_YOUR OBJECTIVE:_
Determine how many lines hold "less" and give only that number.

[Records]
»»

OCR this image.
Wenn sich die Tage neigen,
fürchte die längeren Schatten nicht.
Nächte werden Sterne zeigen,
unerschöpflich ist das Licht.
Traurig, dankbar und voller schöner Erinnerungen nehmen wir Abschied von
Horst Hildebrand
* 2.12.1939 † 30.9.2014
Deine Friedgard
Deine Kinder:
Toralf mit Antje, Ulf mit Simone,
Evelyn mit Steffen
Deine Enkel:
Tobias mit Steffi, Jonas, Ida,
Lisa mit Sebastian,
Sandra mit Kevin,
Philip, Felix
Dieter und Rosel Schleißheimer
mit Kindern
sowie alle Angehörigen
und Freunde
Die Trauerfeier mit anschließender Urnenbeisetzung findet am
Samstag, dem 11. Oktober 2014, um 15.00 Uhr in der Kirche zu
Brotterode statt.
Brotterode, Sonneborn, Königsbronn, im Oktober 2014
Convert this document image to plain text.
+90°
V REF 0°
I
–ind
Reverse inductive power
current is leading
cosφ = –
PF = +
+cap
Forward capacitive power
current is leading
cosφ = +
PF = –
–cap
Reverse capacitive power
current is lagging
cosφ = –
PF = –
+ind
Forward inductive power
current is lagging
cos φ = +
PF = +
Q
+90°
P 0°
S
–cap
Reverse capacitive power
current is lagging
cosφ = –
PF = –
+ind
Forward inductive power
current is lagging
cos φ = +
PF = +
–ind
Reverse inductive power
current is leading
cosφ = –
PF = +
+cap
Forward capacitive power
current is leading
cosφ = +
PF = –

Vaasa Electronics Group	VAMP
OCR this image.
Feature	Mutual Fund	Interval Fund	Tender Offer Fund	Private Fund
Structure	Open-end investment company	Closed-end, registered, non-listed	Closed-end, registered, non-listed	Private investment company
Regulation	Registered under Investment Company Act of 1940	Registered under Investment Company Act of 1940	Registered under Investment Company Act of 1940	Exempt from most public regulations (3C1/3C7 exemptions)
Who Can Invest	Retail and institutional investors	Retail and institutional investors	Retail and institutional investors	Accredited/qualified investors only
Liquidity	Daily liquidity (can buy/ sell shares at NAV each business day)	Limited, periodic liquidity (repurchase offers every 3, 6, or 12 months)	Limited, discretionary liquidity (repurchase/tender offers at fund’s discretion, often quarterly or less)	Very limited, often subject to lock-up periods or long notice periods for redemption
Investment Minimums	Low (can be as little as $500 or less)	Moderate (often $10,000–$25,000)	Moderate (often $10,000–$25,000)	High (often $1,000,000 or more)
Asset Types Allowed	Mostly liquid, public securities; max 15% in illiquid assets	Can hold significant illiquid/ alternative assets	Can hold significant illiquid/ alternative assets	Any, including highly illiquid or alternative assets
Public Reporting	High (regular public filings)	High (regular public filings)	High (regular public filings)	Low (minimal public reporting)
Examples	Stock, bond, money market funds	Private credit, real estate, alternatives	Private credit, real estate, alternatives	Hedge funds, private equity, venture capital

««

_CORRECT ANSWER:_
2